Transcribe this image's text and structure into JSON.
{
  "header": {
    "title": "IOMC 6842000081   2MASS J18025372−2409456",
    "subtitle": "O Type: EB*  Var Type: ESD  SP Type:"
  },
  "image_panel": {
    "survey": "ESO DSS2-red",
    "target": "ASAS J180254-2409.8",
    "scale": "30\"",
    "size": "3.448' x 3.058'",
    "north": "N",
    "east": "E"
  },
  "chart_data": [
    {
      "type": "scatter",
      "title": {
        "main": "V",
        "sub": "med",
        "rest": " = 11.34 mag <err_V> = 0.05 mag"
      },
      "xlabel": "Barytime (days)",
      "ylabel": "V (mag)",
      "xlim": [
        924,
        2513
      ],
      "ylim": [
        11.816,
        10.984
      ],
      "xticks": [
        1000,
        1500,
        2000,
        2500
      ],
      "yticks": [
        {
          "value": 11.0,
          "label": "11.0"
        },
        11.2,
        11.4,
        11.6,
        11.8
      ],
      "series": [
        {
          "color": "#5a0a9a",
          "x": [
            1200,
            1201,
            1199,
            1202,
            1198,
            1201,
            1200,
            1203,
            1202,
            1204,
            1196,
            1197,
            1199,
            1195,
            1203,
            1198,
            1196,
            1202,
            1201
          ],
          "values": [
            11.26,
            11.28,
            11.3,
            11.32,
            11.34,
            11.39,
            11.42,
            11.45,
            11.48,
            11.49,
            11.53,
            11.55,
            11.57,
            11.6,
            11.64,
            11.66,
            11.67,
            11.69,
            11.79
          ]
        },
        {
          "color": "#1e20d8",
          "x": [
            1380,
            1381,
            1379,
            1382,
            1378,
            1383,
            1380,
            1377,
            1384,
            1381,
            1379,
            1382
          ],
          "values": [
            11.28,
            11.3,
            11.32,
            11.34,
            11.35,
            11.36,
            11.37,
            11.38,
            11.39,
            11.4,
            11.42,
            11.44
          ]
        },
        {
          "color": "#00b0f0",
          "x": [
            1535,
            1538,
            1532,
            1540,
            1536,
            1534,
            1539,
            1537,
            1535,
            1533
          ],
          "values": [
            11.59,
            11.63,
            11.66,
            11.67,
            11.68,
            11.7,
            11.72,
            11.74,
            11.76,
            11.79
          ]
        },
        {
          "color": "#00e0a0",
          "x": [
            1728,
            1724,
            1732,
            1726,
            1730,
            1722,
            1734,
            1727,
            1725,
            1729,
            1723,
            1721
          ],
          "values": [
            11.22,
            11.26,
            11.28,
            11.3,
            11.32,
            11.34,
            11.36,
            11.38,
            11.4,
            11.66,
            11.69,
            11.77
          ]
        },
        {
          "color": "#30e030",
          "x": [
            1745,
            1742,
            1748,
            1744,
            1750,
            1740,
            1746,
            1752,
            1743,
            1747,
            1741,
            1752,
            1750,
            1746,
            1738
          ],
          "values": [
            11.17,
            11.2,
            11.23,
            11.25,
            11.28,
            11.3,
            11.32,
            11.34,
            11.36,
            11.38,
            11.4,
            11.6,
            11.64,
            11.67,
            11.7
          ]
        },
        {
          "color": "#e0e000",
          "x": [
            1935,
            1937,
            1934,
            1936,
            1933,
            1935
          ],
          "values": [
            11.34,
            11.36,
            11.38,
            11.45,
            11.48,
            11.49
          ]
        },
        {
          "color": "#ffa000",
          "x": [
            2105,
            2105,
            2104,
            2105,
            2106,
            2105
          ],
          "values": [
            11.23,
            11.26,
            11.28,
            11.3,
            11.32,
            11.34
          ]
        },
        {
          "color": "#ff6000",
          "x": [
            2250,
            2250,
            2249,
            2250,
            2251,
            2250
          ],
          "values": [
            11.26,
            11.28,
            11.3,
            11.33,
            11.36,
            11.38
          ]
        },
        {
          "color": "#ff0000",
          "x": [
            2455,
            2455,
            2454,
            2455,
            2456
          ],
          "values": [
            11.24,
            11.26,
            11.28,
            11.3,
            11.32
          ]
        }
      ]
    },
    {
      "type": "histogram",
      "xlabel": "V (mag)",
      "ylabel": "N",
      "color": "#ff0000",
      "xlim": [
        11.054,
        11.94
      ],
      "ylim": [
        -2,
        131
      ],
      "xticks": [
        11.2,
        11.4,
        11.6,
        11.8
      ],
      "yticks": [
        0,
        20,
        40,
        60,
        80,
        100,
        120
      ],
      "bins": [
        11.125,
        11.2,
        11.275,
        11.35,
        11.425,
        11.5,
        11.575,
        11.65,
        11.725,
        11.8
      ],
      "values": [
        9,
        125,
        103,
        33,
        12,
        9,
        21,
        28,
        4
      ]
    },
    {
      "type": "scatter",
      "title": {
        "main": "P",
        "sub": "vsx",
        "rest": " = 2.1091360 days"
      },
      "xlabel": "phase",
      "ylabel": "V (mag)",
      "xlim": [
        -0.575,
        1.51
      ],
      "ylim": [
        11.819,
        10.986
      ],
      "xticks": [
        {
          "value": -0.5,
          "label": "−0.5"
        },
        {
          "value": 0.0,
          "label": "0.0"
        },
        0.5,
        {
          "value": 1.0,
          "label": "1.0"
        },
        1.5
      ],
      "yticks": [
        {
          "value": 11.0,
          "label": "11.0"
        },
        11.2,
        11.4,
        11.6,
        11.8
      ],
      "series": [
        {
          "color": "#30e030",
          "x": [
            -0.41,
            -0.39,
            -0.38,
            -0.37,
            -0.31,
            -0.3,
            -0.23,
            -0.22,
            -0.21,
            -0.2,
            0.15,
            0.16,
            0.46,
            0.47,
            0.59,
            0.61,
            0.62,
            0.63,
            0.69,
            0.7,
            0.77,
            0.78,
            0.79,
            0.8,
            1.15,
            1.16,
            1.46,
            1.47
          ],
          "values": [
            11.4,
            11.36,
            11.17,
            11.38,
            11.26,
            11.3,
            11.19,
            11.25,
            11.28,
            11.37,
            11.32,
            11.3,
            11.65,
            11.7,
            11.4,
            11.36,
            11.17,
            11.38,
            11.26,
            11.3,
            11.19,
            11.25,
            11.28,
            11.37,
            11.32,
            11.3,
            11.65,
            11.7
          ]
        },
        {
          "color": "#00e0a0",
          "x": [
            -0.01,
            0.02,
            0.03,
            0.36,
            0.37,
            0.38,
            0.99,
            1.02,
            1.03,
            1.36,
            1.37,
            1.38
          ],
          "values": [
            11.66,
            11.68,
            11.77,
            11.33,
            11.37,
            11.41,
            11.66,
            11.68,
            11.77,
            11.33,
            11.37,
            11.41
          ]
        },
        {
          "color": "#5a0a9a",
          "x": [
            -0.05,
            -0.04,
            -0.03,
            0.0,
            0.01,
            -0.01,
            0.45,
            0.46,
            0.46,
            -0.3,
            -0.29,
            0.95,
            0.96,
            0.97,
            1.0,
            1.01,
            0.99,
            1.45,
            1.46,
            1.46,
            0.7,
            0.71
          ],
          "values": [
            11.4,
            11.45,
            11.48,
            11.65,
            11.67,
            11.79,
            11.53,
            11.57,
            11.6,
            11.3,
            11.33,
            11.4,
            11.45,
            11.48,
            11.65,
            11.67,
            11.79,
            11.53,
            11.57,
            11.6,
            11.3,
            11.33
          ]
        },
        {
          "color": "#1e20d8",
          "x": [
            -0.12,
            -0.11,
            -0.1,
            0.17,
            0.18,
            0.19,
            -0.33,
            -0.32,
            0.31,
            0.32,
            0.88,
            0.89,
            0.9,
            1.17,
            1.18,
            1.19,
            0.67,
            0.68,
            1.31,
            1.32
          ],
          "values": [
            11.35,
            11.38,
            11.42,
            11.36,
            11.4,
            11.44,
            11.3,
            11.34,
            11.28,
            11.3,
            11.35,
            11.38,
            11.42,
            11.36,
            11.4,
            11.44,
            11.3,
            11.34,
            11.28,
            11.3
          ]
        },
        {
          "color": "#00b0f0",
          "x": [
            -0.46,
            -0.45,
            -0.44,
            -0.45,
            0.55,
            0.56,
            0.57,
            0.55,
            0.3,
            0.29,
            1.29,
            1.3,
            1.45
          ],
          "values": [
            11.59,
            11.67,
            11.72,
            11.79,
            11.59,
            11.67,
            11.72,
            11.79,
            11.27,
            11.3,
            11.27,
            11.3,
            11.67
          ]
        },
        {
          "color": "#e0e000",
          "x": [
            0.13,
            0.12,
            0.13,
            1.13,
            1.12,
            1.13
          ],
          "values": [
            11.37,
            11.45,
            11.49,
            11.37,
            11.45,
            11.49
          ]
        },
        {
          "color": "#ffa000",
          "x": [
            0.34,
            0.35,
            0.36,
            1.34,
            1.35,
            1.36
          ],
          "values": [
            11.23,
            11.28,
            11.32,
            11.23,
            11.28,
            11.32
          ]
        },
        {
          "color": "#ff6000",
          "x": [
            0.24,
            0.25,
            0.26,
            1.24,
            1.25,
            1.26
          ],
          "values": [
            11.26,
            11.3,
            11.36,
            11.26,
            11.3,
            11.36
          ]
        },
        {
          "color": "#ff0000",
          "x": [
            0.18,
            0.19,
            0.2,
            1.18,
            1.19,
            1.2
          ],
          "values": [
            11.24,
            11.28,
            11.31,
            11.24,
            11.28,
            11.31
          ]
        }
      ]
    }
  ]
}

● CHALLENGE: Pull every line containing "rest" from the data.

● SOLUTION:
        "rest": " = 11.34 mag <err_V> = 0.05 mag"
        "rest": " = 2.1091360 days"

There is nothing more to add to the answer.